Stored entries:
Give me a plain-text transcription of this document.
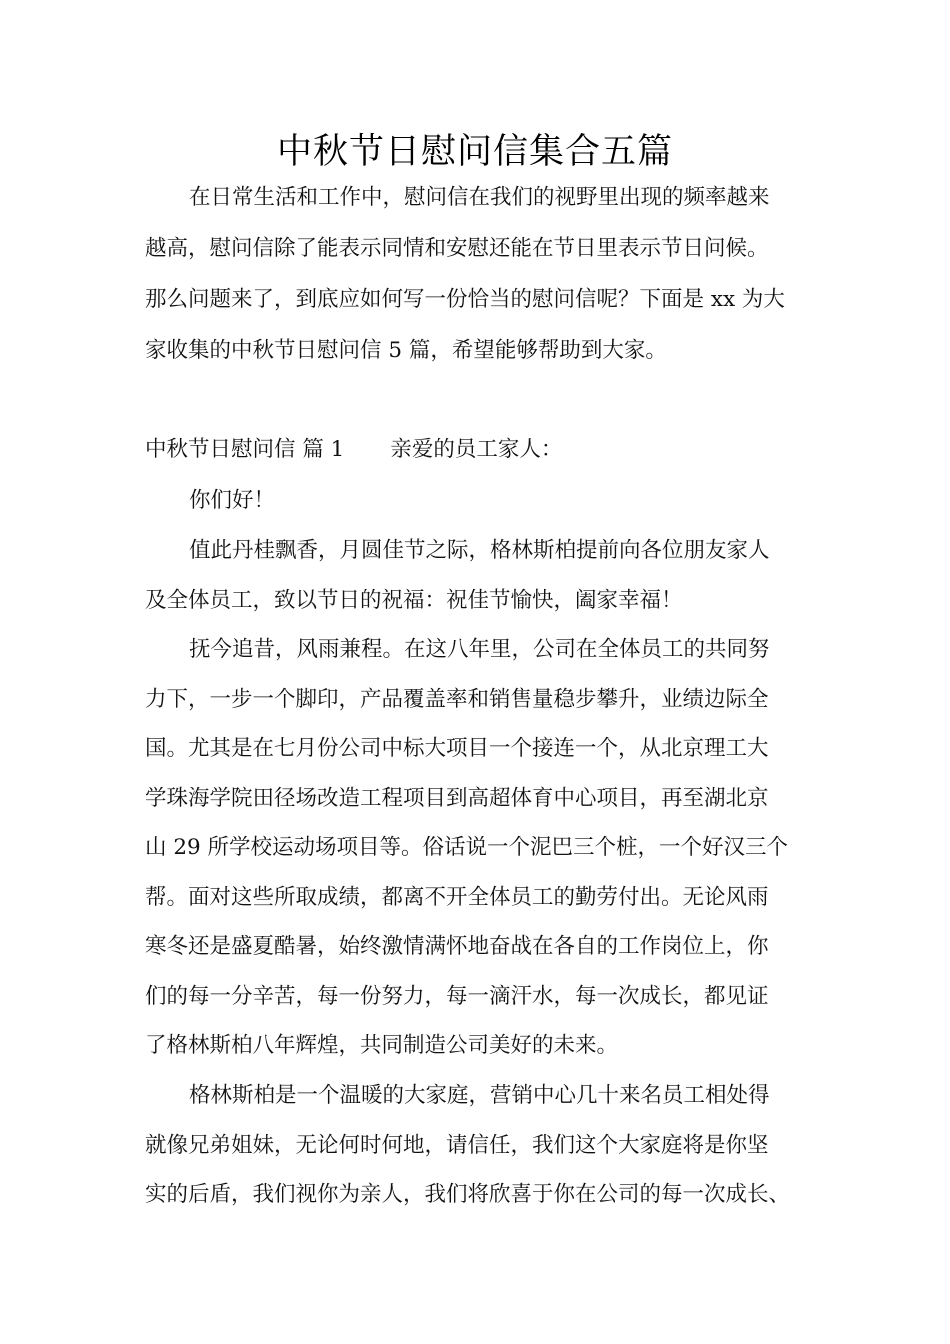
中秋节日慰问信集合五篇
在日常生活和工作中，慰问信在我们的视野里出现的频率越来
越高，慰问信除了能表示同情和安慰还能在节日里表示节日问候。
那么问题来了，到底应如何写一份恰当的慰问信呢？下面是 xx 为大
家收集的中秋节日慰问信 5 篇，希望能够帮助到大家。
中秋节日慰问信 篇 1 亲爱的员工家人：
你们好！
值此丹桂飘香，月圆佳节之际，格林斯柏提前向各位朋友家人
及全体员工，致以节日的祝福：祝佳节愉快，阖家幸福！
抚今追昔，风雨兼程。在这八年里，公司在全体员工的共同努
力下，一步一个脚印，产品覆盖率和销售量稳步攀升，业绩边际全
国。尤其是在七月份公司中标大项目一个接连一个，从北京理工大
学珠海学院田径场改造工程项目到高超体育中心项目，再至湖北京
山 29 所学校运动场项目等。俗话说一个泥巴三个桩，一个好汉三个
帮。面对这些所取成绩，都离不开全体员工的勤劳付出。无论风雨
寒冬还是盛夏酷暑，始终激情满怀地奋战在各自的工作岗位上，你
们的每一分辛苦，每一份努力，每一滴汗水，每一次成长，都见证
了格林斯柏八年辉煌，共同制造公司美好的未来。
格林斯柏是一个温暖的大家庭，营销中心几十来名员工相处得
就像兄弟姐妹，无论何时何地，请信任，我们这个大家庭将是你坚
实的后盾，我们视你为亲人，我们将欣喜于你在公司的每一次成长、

- Problem statement
From the records given above, reproduce all text exactly and exclude each picture.

- Result of the task
Give me a plain-text transcription of this document.
中秋节日慰问信集合五篇
在日常生活和工作中，慰问信在我们的视野里出现的频率越来
越高，慰问信除了能表示同情和安慰还能在节日里表示节日问候。
那么问题来了，到底应如何写一份恰当的慰问信呢？下面是 xx 为大
家收集的中秋节日慰问信 5 篇，希望能够帮助到大家。
中秋节日慰问信 篇 1 亲爱的员工家人：
你们好！
值此丹桂飘香，月圆佳节之际，格林斯柏提前向各位朋友家人
及全体员工，致以节日的祝福：祝佳节愉快，阖家幸福！
抚今追昔，风雨兼程。在这八年里，公司在全体员工的共同努
力下，一步一个脚印，产品覆盖率和销售量稳步攀升，业绩边际全
国。尤其是在七月份公司中标大项目一个接连一个，从北京理工大
学珠海学院田径场改造工程项目到高超体育中心项目，再至湖北京
山 29 所学校运动场项目等。俗话说一个泥巴三个桩，一个好汉三个
帮。面对这些所取成绩，都离不开全体员工的勤劳付出。无论风雨
寒冬还是盛夏酷暑，始终激情满怀地奋战在各自的工作岗位上，你
们的每一分辛苦，每一份努力，每一滴汗水，每一次成长，都见证
了格林斯柏八年辉煌，共同制造公司美好的未来。
格林斯柏是一个温暖的大家庭，营销中心几十来名员工相处得
就像兄弟姐妹，无论何时何地，请信任，我们这个大家庭将是你坚
实的后盾，我们视你为亲人，我们将欣喜于你在公司的每一次成长、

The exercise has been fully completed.